--- AIM OF THE TASK ---
Output each entry below as it stands, leaving out every picture.

--- ENTRIES SUPPLIED ---
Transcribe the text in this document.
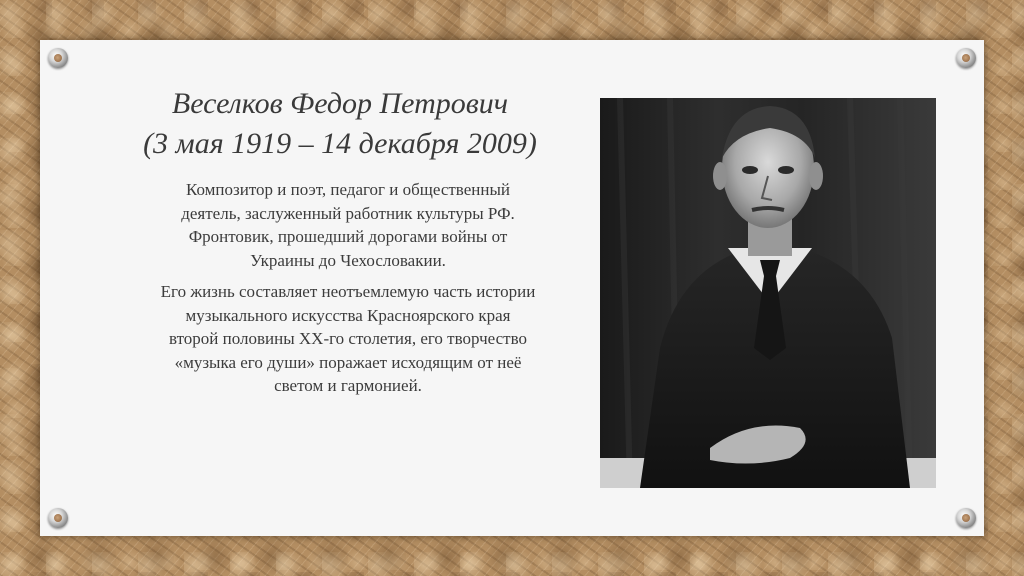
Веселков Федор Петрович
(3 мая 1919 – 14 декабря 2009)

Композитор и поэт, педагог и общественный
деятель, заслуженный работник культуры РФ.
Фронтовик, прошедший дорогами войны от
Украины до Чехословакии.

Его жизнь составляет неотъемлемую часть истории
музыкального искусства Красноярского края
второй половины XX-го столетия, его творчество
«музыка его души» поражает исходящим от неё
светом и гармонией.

--- OUTPUT ---
Transcribe the text in this document.
Веселков Федор Петрович
(3 мая 1919 – 14 декабря 2009)

Композитор и поэт, педагог и общественный
деятель, заслуженный работник культуры РФ.
Фронтовик, прошедший дорогами войны от
Украины до Чехословакии.

Его жизнь составляет неотъемлемую часть истории
музыкального искусства Красноярского края
второй половины XX-го столетия, его творчество
«музыка его души» поражает исходящим от неё
светом и гармонией.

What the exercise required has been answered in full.